— Source data —
= = = = = = =

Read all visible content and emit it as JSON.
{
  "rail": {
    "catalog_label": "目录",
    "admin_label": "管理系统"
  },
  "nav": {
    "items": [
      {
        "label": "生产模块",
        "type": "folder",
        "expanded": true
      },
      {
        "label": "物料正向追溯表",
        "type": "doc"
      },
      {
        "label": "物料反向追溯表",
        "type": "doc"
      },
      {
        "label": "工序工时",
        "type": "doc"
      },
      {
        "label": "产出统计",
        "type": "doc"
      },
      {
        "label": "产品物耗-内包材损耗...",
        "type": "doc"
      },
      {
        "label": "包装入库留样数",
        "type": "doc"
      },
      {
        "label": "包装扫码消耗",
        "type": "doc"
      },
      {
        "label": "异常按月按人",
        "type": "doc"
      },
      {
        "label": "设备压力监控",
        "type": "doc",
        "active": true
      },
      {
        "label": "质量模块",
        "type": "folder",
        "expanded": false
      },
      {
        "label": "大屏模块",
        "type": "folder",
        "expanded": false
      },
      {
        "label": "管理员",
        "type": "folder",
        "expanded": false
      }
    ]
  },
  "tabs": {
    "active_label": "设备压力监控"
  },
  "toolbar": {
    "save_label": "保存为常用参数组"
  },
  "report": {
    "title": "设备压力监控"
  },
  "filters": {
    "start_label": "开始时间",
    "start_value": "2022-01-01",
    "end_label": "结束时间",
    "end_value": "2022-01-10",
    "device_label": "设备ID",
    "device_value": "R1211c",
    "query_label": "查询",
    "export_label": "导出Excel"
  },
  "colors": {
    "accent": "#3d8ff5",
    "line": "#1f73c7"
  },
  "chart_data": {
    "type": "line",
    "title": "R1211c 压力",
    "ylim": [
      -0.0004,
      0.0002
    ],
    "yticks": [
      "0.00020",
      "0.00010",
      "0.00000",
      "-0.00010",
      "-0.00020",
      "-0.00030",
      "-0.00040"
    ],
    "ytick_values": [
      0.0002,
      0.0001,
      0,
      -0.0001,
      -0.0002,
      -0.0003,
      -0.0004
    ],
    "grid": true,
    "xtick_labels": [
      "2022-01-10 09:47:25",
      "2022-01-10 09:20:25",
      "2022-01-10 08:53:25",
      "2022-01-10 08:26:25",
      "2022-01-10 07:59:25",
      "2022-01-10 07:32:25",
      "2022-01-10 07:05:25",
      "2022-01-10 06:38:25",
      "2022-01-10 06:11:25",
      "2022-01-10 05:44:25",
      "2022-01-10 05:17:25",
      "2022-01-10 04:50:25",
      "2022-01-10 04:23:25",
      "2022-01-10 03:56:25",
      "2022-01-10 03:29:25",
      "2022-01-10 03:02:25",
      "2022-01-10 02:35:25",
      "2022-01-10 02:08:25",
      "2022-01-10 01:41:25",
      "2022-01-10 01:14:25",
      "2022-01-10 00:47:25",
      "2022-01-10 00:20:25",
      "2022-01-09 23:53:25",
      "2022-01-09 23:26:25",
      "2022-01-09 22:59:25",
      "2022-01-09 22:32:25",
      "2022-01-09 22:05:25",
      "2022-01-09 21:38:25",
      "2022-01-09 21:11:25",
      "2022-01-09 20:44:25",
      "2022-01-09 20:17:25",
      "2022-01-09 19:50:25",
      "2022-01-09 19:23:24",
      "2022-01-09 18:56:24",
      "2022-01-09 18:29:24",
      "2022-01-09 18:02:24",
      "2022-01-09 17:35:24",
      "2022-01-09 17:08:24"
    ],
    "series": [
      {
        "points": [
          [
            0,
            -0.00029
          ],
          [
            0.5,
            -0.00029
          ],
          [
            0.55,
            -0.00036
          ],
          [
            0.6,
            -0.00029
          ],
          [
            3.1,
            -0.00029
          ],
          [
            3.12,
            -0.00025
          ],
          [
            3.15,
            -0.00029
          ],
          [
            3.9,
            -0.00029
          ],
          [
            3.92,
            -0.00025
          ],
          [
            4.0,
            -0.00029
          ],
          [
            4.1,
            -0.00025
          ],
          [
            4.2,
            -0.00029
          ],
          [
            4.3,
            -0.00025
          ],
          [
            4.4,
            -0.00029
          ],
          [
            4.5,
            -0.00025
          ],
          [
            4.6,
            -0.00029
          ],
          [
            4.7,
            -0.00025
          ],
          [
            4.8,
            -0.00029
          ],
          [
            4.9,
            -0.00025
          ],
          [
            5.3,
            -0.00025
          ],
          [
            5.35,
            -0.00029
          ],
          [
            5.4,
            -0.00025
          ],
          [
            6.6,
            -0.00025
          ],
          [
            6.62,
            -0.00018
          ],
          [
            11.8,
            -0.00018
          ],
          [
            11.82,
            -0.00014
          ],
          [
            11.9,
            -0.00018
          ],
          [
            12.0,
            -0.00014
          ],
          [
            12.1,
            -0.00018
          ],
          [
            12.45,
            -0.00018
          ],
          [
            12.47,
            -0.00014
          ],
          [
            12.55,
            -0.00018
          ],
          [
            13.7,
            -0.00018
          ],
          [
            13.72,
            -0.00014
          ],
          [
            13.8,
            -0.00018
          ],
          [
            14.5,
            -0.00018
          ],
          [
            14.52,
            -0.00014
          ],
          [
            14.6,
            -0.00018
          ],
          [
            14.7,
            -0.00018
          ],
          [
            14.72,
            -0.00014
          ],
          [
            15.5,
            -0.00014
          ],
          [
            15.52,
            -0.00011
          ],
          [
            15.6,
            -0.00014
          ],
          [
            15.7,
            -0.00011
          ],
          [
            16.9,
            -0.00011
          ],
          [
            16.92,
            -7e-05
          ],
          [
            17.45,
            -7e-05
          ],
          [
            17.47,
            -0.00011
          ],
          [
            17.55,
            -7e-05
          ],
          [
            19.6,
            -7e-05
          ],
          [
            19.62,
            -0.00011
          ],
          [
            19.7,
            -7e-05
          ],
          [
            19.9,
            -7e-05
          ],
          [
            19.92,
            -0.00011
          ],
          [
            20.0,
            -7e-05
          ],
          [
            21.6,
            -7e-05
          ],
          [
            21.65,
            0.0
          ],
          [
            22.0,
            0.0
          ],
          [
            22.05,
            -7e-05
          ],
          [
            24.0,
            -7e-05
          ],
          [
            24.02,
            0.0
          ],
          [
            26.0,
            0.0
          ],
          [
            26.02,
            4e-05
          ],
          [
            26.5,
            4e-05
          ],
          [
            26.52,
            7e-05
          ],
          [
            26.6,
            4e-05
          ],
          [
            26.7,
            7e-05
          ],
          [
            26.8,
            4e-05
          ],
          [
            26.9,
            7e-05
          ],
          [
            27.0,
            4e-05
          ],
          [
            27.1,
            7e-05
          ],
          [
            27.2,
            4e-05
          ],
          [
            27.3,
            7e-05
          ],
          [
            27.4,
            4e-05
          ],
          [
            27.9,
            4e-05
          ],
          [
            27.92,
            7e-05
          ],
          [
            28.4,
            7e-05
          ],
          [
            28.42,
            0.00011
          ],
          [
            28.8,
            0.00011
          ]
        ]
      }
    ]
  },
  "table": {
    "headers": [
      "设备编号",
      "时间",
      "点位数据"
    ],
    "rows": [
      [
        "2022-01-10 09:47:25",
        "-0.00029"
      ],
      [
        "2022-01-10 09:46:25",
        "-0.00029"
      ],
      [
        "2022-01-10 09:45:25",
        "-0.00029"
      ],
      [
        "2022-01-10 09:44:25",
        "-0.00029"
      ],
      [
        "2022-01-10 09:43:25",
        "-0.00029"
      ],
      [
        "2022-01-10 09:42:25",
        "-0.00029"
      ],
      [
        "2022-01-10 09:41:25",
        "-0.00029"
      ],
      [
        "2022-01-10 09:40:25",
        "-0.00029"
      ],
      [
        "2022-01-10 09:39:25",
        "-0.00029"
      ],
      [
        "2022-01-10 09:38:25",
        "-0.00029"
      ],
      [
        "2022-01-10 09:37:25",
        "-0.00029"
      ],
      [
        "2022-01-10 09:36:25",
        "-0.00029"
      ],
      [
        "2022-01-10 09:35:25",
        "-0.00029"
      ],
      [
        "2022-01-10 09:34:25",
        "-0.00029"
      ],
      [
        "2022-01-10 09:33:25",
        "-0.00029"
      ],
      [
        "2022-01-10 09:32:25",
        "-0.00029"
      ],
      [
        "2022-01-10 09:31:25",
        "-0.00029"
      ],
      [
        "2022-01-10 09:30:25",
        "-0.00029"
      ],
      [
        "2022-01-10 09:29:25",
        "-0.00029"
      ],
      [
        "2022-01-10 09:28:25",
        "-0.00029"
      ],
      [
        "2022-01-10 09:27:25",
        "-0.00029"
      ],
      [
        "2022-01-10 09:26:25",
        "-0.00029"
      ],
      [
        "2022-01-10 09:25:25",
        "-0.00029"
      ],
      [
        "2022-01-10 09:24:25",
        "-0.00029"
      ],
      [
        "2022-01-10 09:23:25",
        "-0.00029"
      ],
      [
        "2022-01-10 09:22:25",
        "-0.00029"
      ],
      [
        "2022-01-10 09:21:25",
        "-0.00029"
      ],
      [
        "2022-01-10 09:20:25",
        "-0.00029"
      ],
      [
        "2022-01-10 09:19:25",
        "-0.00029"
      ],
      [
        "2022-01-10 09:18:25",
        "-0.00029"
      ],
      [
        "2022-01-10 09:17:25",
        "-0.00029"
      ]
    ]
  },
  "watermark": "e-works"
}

= = = = = = =

— Exercise task —
In the records, locate each line holding the string "true" and copy it.

— Result for this task —
        "expanded": true
        "active": true
    "grid": true,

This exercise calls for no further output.